→ What you need to do
Tally the lines in the records underneath that contain the string "quite", and state the figure by itself.

┌────────

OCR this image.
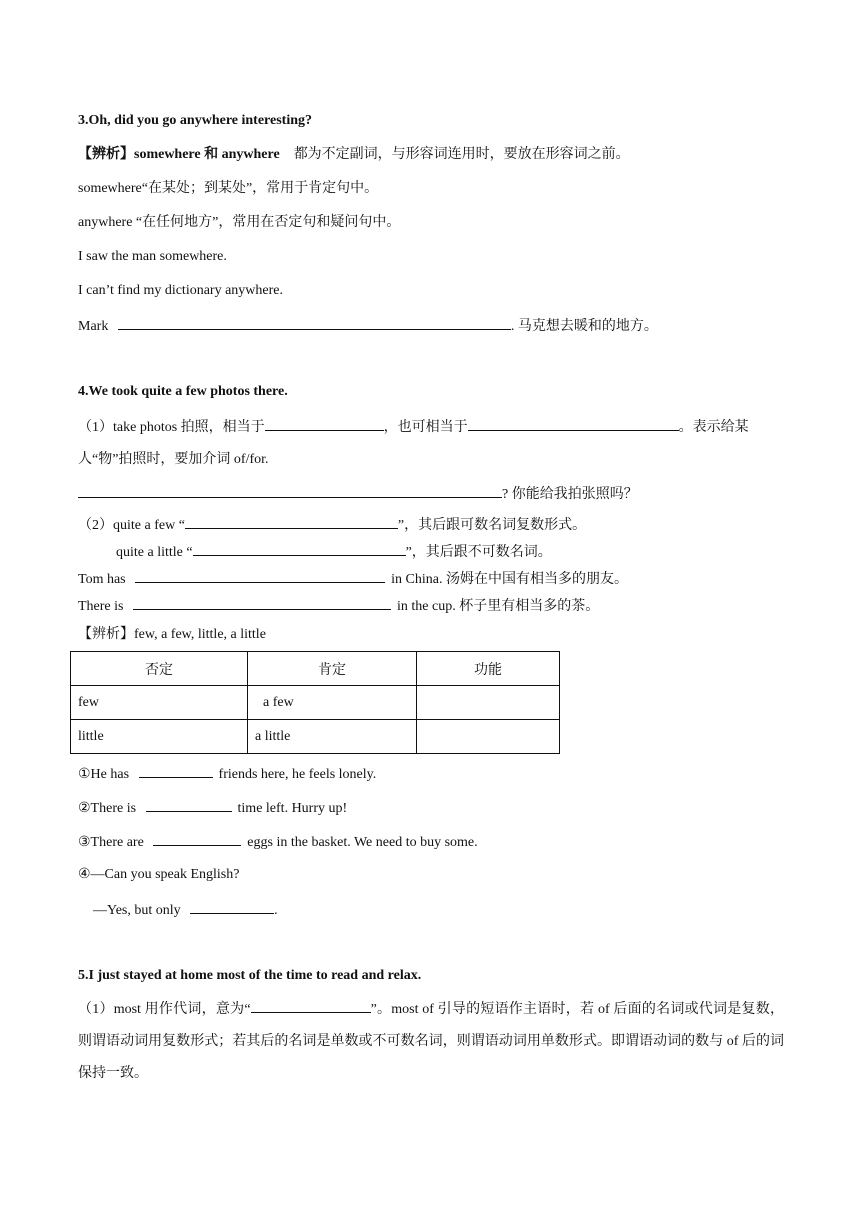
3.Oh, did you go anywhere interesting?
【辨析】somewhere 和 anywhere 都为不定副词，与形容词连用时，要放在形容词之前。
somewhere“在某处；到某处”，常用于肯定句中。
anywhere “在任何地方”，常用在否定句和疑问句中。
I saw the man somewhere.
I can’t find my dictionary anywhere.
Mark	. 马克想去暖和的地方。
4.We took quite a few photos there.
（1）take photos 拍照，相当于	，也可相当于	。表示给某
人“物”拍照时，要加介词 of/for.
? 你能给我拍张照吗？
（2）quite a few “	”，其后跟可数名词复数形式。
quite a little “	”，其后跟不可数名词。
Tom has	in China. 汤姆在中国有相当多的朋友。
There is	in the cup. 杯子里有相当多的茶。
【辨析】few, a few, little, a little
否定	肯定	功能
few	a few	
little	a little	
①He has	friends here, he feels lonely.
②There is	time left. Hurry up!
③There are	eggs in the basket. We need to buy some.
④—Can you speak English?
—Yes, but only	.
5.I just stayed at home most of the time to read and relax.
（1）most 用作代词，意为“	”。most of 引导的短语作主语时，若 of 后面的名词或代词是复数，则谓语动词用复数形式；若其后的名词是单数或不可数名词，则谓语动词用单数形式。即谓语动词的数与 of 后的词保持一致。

└────────
┌────────

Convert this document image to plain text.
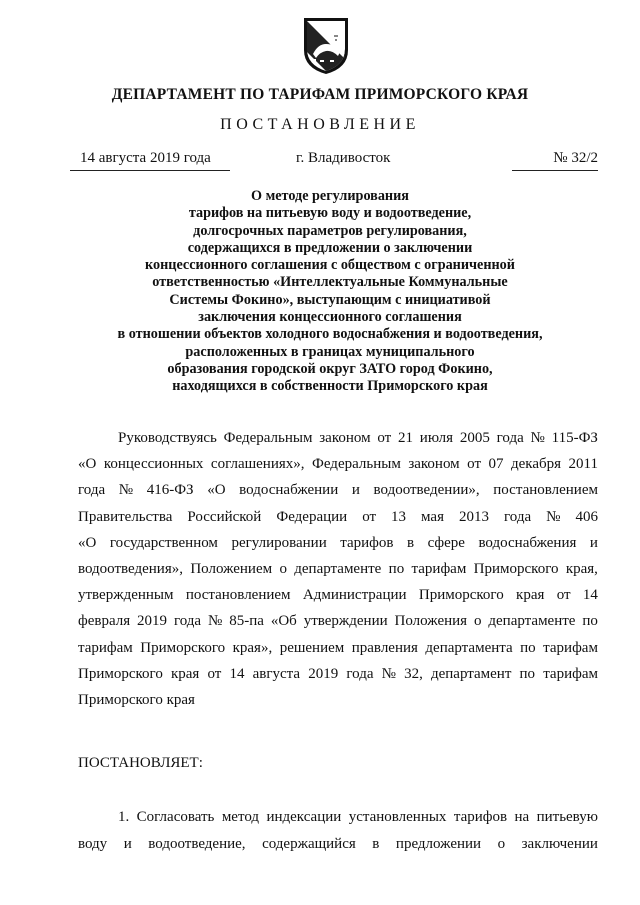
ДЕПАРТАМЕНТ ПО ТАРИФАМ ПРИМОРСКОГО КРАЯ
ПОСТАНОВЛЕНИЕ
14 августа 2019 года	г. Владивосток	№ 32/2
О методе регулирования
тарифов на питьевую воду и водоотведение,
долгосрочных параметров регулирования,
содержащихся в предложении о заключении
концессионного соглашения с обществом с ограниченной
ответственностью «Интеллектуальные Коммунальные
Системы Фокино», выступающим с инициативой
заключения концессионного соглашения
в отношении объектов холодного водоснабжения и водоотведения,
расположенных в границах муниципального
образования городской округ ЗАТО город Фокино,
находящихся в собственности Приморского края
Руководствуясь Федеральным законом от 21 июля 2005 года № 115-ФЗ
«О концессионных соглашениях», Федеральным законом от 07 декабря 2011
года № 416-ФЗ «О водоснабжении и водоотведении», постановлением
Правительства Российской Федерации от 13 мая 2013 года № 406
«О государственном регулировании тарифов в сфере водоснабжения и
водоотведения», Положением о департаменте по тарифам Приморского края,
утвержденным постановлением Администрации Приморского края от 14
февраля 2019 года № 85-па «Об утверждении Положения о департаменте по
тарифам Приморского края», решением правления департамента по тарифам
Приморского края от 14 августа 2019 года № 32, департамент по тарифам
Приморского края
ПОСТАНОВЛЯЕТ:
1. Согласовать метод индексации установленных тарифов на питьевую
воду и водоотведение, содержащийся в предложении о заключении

└────────

→ Solved exercise
3